-- TASK BRIEF --
Exactly as given, repeat all of the entries.

-- RECORDS PROVIDED --
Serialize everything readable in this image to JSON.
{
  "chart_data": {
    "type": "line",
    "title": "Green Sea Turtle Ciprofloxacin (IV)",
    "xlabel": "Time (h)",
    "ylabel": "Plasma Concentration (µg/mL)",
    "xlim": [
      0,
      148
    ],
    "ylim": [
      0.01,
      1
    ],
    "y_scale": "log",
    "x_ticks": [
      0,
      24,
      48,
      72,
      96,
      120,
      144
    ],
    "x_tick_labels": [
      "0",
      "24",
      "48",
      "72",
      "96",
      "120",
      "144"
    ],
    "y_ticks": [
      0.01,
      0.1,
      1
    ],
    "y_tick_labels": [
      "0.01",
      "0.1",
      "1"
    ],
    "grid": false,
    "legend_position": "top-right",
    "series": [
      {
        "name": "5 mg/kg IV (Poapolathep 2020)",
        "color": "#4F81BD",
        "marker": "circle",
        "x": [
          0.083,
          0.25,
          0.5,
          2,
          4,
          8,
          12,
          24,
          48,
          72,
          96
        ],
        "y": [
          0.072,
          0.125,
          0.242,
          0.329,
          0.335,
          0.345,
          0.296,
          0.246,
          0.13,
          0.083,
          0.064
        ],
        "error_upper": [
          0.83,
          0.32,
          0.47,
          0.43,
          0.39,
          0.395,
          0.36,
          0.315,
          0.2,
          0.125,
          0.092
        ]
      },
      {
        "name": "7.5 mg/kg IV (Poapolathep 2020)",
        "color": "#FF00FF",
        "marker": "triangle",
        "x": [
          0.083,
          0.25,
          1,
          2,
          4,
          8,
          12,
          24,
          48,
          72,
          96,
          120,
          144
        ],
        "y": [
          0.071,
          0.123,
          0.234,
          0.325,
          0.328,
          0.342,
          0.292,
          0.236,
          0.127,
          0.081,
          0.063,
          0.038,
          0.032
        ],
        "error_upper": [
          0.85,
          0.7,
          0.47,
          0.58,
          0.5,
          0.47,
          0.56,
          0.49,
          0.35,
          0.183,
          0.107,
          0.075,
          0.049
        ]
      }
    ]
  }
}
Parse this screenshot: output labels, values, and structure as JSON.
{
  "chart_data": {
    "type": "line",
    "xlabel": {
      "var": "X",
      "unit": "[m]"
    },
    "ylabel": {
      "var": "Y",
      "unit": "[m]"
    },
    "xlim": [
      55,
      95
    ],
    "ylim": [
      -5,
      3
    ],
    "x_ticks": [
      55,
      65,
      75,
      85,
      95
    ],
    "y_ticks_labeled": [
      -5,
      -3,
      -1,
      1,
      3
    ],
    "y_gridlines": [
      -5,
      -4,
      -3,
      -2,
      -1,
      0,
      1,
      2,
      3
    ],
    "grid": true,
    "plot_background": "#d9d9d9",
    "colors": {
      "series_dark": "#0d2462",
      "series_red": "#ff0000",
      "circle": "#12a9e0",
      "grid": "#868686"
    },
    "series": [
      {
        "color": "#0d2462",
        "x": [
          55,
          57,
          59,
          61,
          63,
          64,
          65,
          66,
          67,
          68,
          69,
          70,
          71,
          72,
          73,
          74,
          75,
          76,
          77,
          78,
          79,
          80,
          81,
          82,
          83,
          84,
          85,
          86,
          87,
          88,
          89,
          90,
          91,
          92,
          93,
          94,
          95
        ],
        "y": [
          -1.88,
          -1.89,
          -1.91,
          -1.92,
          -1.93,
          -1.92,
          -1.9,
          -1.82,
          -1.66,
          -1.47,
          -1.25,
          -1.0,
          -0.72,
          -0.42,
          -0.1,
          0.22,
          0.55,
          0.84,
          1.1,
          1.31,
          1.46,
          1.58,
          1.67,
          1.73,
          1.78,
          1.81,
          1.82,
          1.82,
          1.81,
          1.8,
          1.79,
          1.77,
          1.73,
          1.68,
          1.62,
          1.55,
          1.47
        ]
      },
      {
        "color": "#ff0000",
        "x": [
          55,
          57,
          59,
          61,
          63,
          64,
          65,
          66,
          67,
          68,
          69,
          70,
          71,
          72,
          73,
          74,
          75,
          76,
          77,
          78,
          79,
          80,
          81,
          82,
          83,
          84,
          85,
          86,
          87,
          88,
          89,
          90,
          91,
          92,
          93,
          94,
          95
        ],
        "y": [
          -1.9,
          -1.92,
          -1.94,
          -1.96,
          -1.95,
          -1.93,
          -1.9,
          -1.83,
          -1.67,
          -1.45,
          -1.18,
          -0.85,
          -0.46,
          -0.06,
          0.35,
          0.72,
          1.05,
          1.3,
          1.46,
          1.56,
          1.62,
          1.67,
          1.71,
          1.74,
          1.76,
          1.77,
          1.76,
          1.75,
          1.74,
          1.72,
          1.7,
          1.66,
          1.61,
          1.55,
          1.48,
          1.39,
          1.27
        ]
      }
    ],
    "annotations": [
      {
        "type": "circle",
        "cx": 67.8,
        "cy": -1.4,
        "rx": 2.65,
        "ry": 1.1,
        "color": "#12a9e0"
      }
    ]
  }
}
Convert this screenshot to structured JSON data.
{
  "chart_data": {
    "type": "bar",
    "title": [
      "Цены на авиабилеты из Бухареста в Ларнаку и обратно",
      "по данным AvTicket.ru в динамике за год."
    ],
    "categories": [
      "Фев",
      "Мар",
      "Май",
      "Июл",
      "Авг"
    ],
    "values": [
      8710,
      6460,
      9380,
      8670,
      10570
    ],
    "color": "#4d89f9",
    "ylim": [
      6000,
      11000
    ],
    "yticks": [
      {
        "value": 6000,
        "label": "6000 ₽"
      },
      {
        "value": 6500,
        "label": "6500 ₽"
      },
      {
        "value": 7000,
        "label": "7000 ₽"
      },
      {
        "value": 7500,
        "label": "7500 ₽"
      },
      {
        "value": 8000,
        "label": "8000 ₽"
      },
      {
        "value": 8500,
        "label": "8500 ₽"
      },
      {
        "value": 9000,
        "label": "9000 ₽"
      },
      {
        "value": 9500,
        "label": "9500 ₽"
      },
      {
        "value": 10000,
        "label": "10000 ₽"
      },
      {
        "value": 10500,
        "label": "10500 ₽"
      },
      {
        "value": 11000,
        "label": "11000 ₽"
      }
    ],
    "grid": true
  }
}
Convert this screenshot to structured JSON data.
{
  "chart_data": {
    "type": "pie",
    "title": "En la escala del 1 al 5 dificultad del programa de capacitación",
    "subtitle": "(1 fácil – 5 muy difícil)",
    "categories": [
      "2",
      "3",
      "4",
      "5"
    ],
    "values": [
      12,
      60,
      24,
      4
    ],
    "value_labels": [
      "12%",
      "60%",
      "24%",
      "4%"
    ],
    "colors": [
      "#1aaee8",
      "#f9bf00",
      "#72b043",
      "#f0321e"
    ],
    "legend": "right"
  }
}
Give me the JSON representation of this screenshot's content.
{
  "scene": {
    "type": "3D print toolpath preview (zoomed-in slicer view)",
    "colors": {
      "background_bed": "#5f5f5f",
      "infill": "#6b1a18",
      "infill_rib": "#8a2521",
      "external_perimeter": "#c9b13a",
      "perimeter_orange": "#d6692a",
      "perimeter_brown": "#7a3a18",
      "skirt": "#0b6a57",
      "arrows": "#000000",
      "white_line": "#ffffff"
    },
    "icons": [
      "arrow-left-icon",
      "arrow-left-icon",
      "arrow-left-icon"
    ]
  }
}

-- TASK ANSWER --
Serialize everything readable in this image to JSON.
{
  "chart_data": {
    "type": "line",
    "title": "Green Sea Turtle Ciprofloxacin (IV)",
    "xlabel": "Time (h)",
    "ylabel": "Plasma Concentration (µg/mL)",
    "xlim": [
      0,
      148
    ],
    "ylim": [
      0.01,
      1
    ],
    "y_scale": "log",
    "x_ticks": [
      0,
      24,
      48,
      72,
      96,
      120,
      144
    ],
    "x_tick_labels": [
      "0",
      "24",
      "48",
      "72",
      "96",
      "120",
      "144"
    ],
    "y_ticks": [
      0.01,
      0.1,
      1
    ],
    "y_tick_labels": [
      "0.01",
      "0.1",
      "1"
    ],
    "grid": false,
    "legend_position": "top-right",
    "series": [
      {
        "name": "5 mg/kg IV (Poapolathep 2020)",
        "color": "#4F81BD",
        "marker": "circle",
        "x": [
          0.083,
          0.25,
          0.5,
          2,
          4,
          8,
          12,
          24,
          48,
          72,
          96
        ],
        "y": [
          0.072,
          0.125,
          0.242,
          0.329,
          0.335,
          0.345,
          0.296,
          0.246,
          0.13,
          0.083,
          0.064
        ],
        "error_upper": [
          0.83,
          0.32,
          0.47,
          0.43,
          0.39,
          0.395,
          0.36,
          0.315,
          0.2,
          0.125,
          0.092
        ]
      },
      {
        "name": "7.5 mg/kg IV (Poapolathep 2020)",
        "color": "#FF00FF",
        "marker": "triangle",
        "x": [
          0.083,
          0.25,
          1,
          2,
          4,
          8,
          12,
          24,
          48,
          72,
          96,
          120,
          144
        ],
        "y": [
          0.071,
          0.123,
          0.234,
          0.325,
          0.328,
          0.342,
          0.292,
          0.236,
          0.127,
          0.081,
          0.063,
          0.038,
          0.032
        ],
        "error_upper": [
          0.85,
          0.7,
          0.47,
          0.58,
          0.5,
          0.47,
          0.56,
          0.49,
          0.35,
          0.183,
          0.107,
          0.075,
          0.049
        ]
      }
    ]
  }
}
Parse this screenshot: output labels, values, and structure as JSON.
{
  "chart_data": {
    "type": "line",
    "xlabel": {
      "var": "X",
      "unit": "[m]"
    },
    "ylabel": {
      "var": "Y",
      "unit": "[m]"
    },
    "xlim": [
      55,
      95
    ],
    "ylim": [
      -5,
      3
    ],
    "x_ticks": [
      55,
      65,
      75,
      85,
      95
    ],
    "y_ticks_labeled": [
      -5,
      -3,
      -1,
      1,
      3
    ],
    "y_gridlines": [
      -5,
      -4,
      -3,
      -2,
      -1,
      0,
      1,
      2,
      3
    ],
    "grid": true,
    "plot_background": "#d9d9d9",
    "colors": {
      "series_dark": "#0d2462",
      "series_red": "#ff0000",
      "circle": "#12a9e0",
      "grid": "#868686"
    },
    "series": [
      {
        "color": "#0d2462",
        "x": [
          55,
          57,
          59,
          61,
          63,
          64,
          65,
          66,
          67,
          68,
          69,
          70,
          71,
          72,
          73,
          74,
          75,
          76,
          77,
          78,
          79,
          80,
          81,
          82,
          83,
          84,
          85,
          86,
          87,
          88,
          89,
          90,
          91,
          92,
          93,
          94,
          95
        ],
        "y": [
          -1.88,
          -1.89,
          -1.91,
          -1.92,
          -1.93,
          -1.92,
          -1.9,
          -1.82,
          -1.66,
          -1.47,
          -1.25,
          -1.0,
          -0.72,
          -0.42,
          -0.1,
          0.22,
          0.55,
          0.84,
          1.1,
          1.31,
          1.46,
          1.58,
          1.67,
          1.73,
          1.78,
          1.81,
          1.82,
          1.82,
          1.81,
          1.8,
          1.79,
          1.77,
          1.73,
          1.68,
          1.62,
          1.55,
          1.47
        ]
      },
      {
        "color": "#ff0000",
        "x": [
          55,
          57,
          59,
          61,
          63,
          64,
          65,
          66,
          67,
          68,
          69,
          70,
          71,
          72,
          73,
          74,
          75,
          76,
          77,
          78,
          79,
          80,
          81,
          82,
          83,
          84,
          85,
          86,
          87,
          88,
          89,
          90,
          91,
          92,
          93,
          94,
          95
        ],
        "y": [
          -1.9,
          -1.92,
          -1.94,
          -1.96,
          -1.95,
          -1.93,
          -1.9,
          -1.83,
          -1.67,
          -1.45,
          -1.18,
          -0.85,
          -0.46,
          -0.06,
          0.35,
          0.72,
          1.05,
          1.3,
          1.46,
          1.56,
          1.62,
          1.67,
          1.71,
          1.74,
          1.76,
          1.77,
          1.76,
          1.75,
          1.74,
          1.72,
          1.7,
          1.66,
          1.61,
          1.55,
          1.48,
          1.39,
          1.27
        ]
      }
    ],
    "annotations": [
      {
        "type": "circle",
        "cx": 67.8,
        "cy": -1.4,
        "rx": 2.65,
        "ry": 1.1,
        "color": "#12a9e0"
      }
    ]
  }
}
Convert this screenshot to structured JSON data.
{
  "chart_data": {
    "type": "bar",
    "title": [
      "Цены на авиабилеты из Бухареста в Ларнаку и обратно",
      "по данным AvTicket.ru в динамике за год."
    ],
    "categories": [
      "Фев",
      "Мар",
      "Май",
      "Июл",
      "Авг"
    ],
    "values": [
      8710,
      6460,
      9380,
      8670,
      10570
    ],
    "color": "#4d89f9",
    "ylim": [
      6000,
      11000
    ],
    "yticks": [
      {
        "value": 6000,
        "label": "6000 ₽"
      },
      {
        "value": 6500,
        "label": "6500 ₽"
      },
      {
        "value": 7000,
        "label": "7000 ₽"
      },
      {
        "value": 7500,
        "label": "7500 ₽"
      },
      {
        "value": 8000,
        "label": "8000 ₽"
      },
      {
        "value": 8500,
        "label": "8500 ₽"
      },
      {
        "value": 9000,
        "label": "9000 ₽"
      },
      {
        "value": 9500,
        "label": "9500 ₽"
      },
      {
        "value": 10000,
        "label": "10000 ₽"
      },
      {
        "value": 10500,
        "label": "10500 ₽"
      },
      {
        "value": 11000,
        "label": "11000 ₽"
      }
    ],
    "grid": true
  }
}
Convert this screenshot to structured JSON data.
{
  "chart_data": {
    "type": "pie",
    "title": "En la escala del 1 al 5 dificultad del programa de capacitación",
    "subtitle": "(1 fácil – 5 muy difícil)",
    "categories": [
      "2",
      "3",
      "4",
      "5"
    ],
    "values": [
      12,
      60,
      24,
      4
    ],
    "value_labels": [
      "12%",
      "60%",
      "24%",
      "4%"
    ],
    "colors": [
      "#1aaee8",
      "#f9bf00",
      "#72b043",
      "#f0321e"
    ],
    "legend": "right"
  }
}
Give me the JSON representation of this screenshot's content.
{
  "scene": {
    "type": "3D print toolpath preview (zoomed-in slicer view)",
    "colors": {
      "background_bed": "#5f5f5f",
      "infill": "#6b1a18",
      "infill_rib": "#8a2521",
      "external_perimeter": "#c9b13a",
      "perimeter_orange": "#d6692a",
      "perimeter_brown": "#7a3a18",
      "skirt": "#0b6a57",
      "arrows": "#000000",
      "white_line": "#ffffff"
    },
    "icons": [
      "arrow-left-icon",
      "arrow-left-icon",
      "arrow-left-icon"
    ]
  }
}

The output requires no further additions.